> _Text segment_
····················
In some cases, however, you might find it hard to integrate — age, culture, language, and other factors can make for big barriers, Zangara says. "If that’s the case, try not to take it personally and recognize you have to focus on doing your work and cultivating friendships outside the workplace," she advises. “Continue to be friendly and see if there are any similarities or common interests that you can talk to them about.” And if everyone’s laughing at an inside joke that you don’t get, try emailing your outside-of-work friends for a quick pick-me-up.

You Overhear Work Friends Talking About You

You Overhear Work Friends Talking About You

Don't just hide in the bathroom stall/behind the vending machine/next to a large potted plant and listen to your friends gossip. But that doesn’t mean you need to confront them. "You can come out [and] greet everyone, and your mere presence will let them know you heard what they said," Tessina says. If you feel the urge to say something more, try something like, “I’m honored to be the topic of so much conversation,” Tessina suggests. Then walk away.  

Afterward, give yourself time to cool off and keep your distance. "Give those people 'adult time-outs,' and retreat to politeness," Tessina advises. '"Do anything you need to do for work, but do not interact in an overtly friendly way." If these people are really your friends, they'll apologize for being catty and come to you directly next time they have a problem.
····················
> _Directives_
(a) Please say whether each statement agrees with the text on workplace friendships, answering yes or no and quoting the words of the text that decide it. (i) The text advises confronting friends you overhear gossiping about you. (ii) Tessina recommends giving gossiping friends "adult time-outs." (iii) Age and language are named as possible barriers to fitting in at work.
(b) Write the next part of the text on workplace friendships, picking up after its final sentence.

> _Record set_
····················
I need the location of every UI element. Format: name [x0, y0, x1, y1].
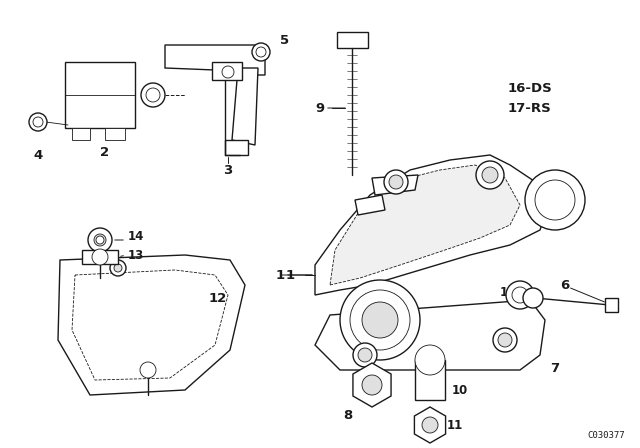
····················
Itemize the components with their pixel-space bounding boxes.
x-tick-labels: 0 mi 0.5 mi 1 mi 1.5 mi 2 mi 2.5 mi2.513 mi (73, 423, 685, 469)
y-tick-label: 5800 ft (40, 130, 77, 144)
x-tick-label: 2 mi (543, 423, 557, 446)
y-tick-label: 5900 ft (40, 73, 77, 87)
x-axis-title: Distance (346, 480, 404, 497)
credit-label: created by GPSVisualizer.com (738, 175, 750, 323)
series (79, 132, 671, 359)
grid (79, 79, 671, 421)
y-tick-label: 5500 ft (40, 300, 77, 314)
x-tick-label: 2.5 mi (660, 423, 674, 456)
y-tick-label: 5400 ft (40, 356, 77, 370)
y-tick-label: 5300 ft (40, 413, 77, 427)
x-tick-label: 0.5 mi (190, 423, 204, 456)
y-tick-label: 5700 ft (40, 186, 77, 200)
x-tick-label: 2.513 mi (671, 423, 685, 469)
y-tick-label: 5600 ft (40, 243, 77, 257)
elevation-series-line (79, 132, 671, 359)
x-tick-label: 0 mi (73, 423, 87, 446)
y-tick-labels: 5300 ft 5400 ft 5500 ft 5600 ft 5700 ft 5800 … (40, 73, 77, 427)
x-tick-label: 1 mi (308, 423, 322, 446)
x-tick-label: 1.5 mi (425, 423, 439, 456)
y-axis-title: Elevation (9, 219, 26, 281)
····················
> _Expected outputs_
(a)
(i) No: "But that doesn’t mean you need to confront them."
(ii) Yes: "Give those people 'adult time-outs,' and retreat to politeness," Tessina advises.
(iii) Yes: "age, culture, language, and other factors can make for big barriers, Zangara says."

(b)
You Pick Up the Tab on Coffee Runs and Your Friend Never Does

You Pick Up the Tab on Coffee Runs and Your Friend Never Does

The first rule of lending money is that you should never offer funds you need or expect to get back, Masini says. You have to assume that if you pay the check for someone, you run the risk of never getting the same in return.

 

That said, your friend may be super forgetful and simply not realize she's not reciprocating when it's time for your 3 pm caffeine fix. Or getting you back just might not be a priority. “Sometimes people borrow money with no intention of paying it back," Masini says. "They think that $20 doesn’t matter to them, so it shouldn’t matter to you."

The next time you go out for a coffee, break the pattern by saying, "Hey, do you mind getting this round? I picked up the last couple." Sure, it may feel weird at first, but chances are she'll acquiesce and realize she's been mooching.